### DATA TO USE:

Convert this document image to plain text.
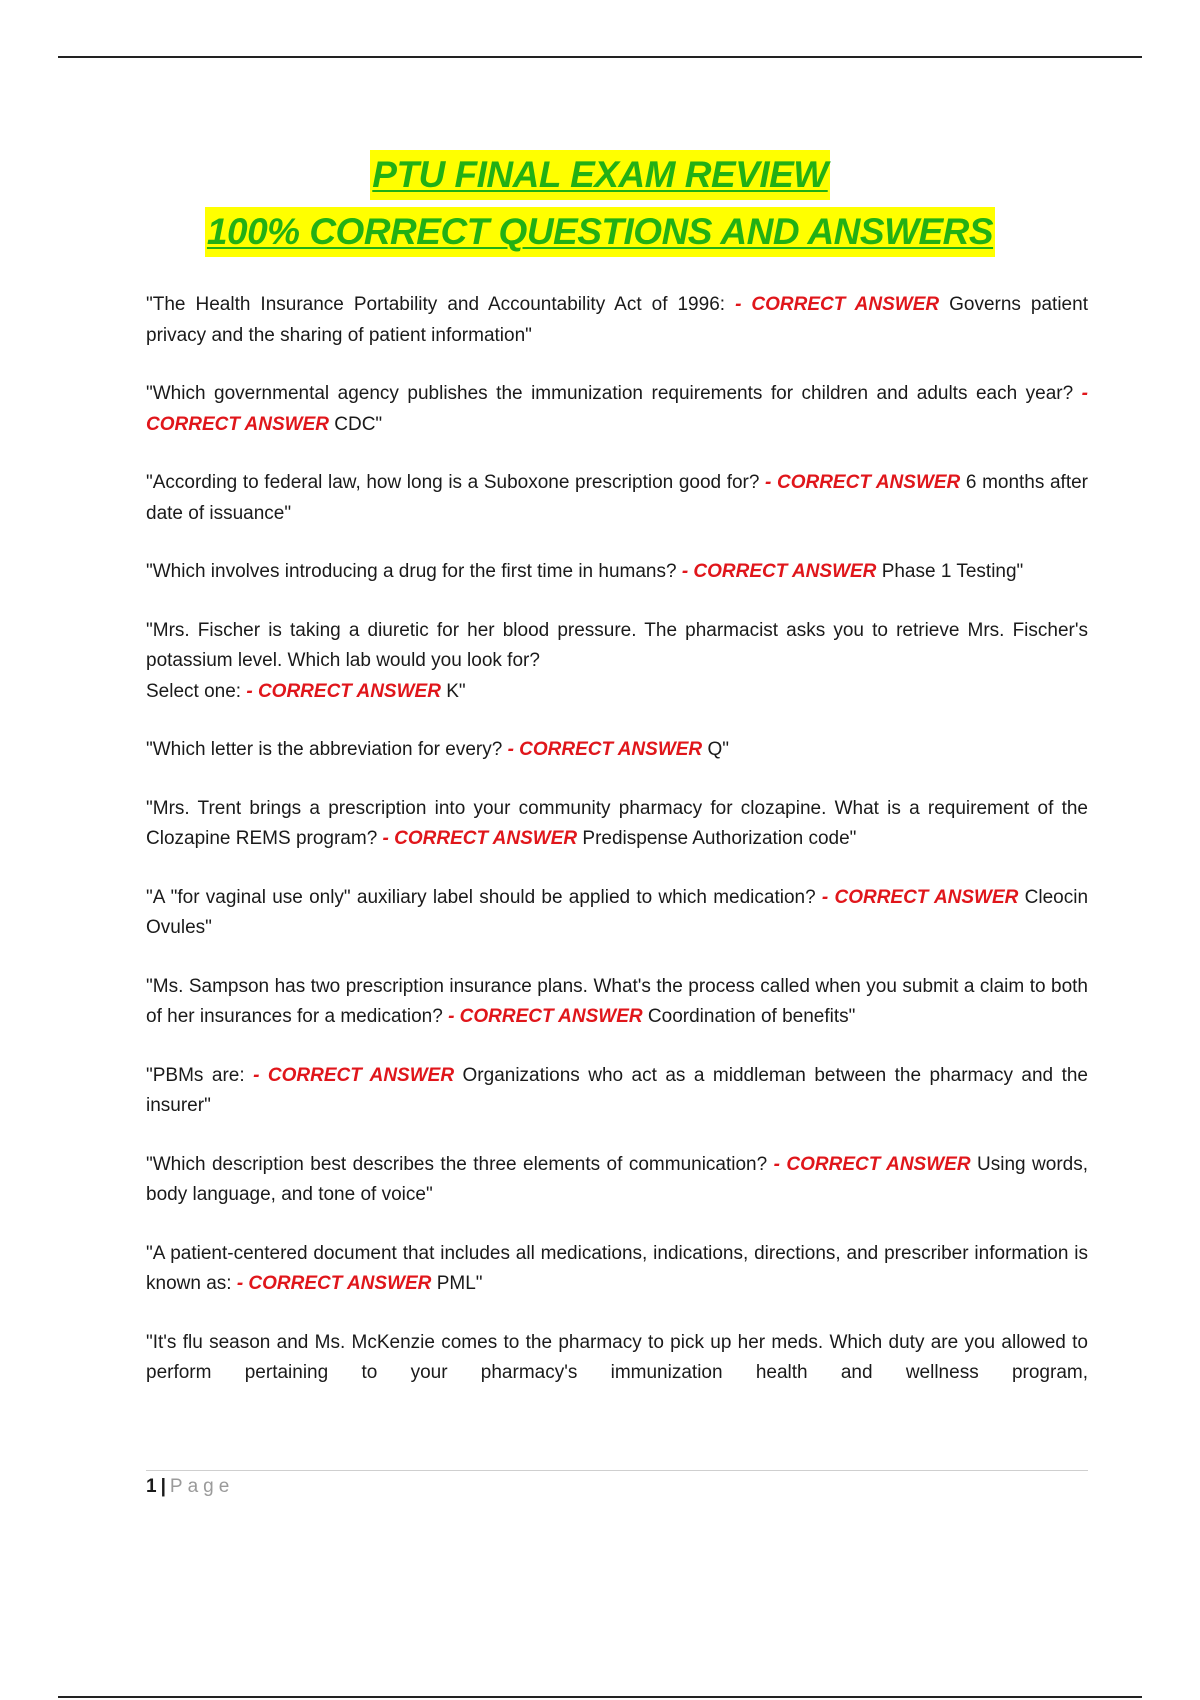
PTU FINAL EXAM REVIEW
100% CORRECT QUESTIONS AND ANSWERS

"The Health Insurance Portability and Accountability Act of 1996: - CORRECT ANSWER Governs patient privacy and the sharing of patient information"

"Which governmental agency publishes the immunization requirements for children and adults each year? - CORRECT ANSWER CDC"

"According to federal law, how long is a Suboxone prescription good for? - CORRECT ANSWER 6 months after date of issuance"

"Which involves introducing a drug for the first time in humans? - CORRECT ANSWER Phase 1 Testing"

"Mrs. Fischer is taking a diuretic for her blood pressure. The pharmacist asks you to retrieve Mrs. Fischer's potassium level. Which lab would you look for?
Select one: - CORRECT ANSWER K"

"Which letter is the abbreviation for every? - CORRECT ANSWER Q"

"Mrs. Trent brings a prescription into your community pharmacy for clozapine. What is a requirement of the Clozapine REMS program? - CORRECT ANSWER Predispense Authorization code"

"A "for vaginal use only" auxiliary label should be applied to which medication? - CORRECT ANSWER Cleocin Ovules"

"Ms. Sampson has two prescription insurance plans. What's the process called when you submit a claim to both of her insurances for a medication? - CORRECT ANSWER Coordination of benefits"

"PBMs are: - CORRECT ANSWER Organizations who act as a middleman between the pharmacy and the insurer"

"Which description best describes the three elements of communication? - CORRECT ANSWER Using words, body language, and tone of voice"

"A patient-centered document that includes all medications, indications, directions, and prescriber information is known as: - CORRECT ANSWER PML"

"It's flu season and Ms. McKenzie comes to the pharmacy to pick up her meds. Which duty are you allowed to perform pertaining to your pharmacy's immunization health and wellness program,

1 | Page
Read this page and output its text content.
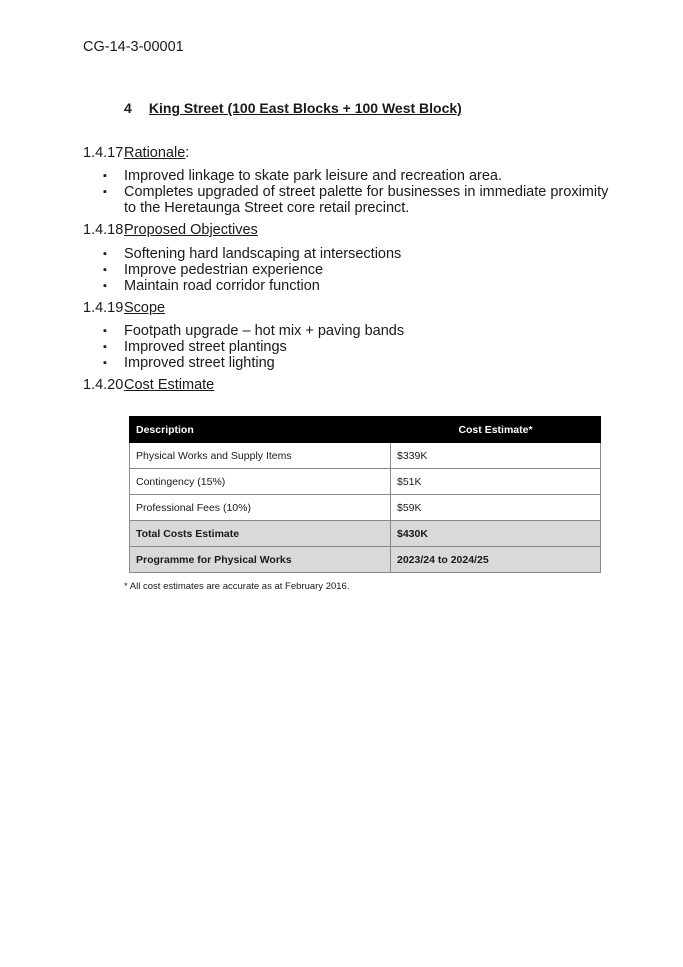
CG-14-3-00001
4 King Street (100 East Blocks + 100 West Block)
1.4.17Rationale:
▪ Improved linkage to skate park leisure and recreation area.
▪ Completes upgraded of street palette for businesses in immediate proximity to the Heretaunga Street core retail precinct.
1.4.18Proposed Objectives
▪ Softening hard landscaping at intersections
▪ Improve pedestrian experience
▪ Maintain road corridor function
1.4.19Scope
▪ Footpath upgrade – hot mix + paving bands
▪ Improved street plantings
▪ Improved street lighting
1.4.20Cost Estimate
Description	Cost Estimate*
Physical Works and Supply Items	$339K
Contingency (15%)	$51K
Professional Fees (10%)	$59K
Total Costs Estimate	$430K
Programme for Physical Works	2023/24 to 2024/25
* All cost estimates are accurate as at February 2016.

### EXERCISE REQUIREMENTS:
Repeat all of the entries word for word, but omit the pictures.

### TASK RESPONSE:
Convert this document image to plain text.
PTU FINAL EXAM REVIEW
100% CORRECT QUESTIONS AND ANSWERS

"The Health Insurance Portability and Accountability Act of 1996: - CORRECT ANSWER Governs patient privacy and the sharing of patient information"

"Which governmental agency publishes the immunization requirements for children and adults each year? - CORRECT ANSWER CDC"

"According to federal law, how long is a Suboxone prescription good for? - CORRECT ANSWER 6 months after date of issuance"

"Which involves introducing a drug for the first time in humans? - CORRECT ANSWER Phase 1 Testing"

"Mrs. Fischer is taking a diuretic for her blood pressure. The pharmacist asks you to retrieve Mrs. Fischer's potassium level. Which lab would you look for?
Select one: - CORRECT ANSWER K"

"Which letter is the abbreviation for every? - CORRECT ANSWER Q"

"Mrs. Trent brings a prescription into your community pharmacy for clozapine. What is a requirement of the Clozapine REMS program? - CORRECT ANSWER Predispense Authorization code"

"A "for vaginal use only" auxiliary label should be applied to which medication? - CORRECT ANSWER Cleocin Ovules"

"Ms. Sampson has two prescription insurance plans. What's the process called when you submit a claim to both of her insurances for a medication? - CORRECT ANSWER Coordination of benefits"

"PBMs are: - CORRECT ANSWER Organizations who act as a middleman between the pharmacy and the insurer"

"Which description best describes the three elements of communication? - CORRECT ANSWER Using words, body language, and tone of voice"

"A patient-centered document that includes all medications, indications, directions, and prescriber information is known as: - CORRECT ANSWER PML"

"It's flu season and Ms. McKenzie comes to the pharmacy to pick up her meds. Which duty are you allowed to perform pertaining to your pharmacy's immunization health and wellness program,

1 | Page
Read this page and output its text content.
CG-14-3-00001
4 King Street (100 East Blocks + 100 West Block)
1.4.17Rationale:
▪ Improved linkage to skate park leisure and recreation area.
▪ Completes upgraded of street palette for businesses in immediate proximity to the Heretaunga Street core retail precinct.
1.4.18Proposed Objectives
▪ Softening hard landscaping at intersections
▪ Improve pedestrian experience
▪ Maintain road corridor function
1.4.19Scope
▪ Footpath upgrade – hot mix + paving bands
▪ Improved street plantings
▪ Improved street lighting
1.4.20Cost Estimate
Description	Cost Estimate*
Physical Works and Supply Items	$339K
Contingency (15%)	$51K
Professional Fees (10%)	$59K
Total Costs Estimate	$430K
Programme for Physical Works	2023/24 to 2024/25
* All cost estimates are accurate as at February 2016.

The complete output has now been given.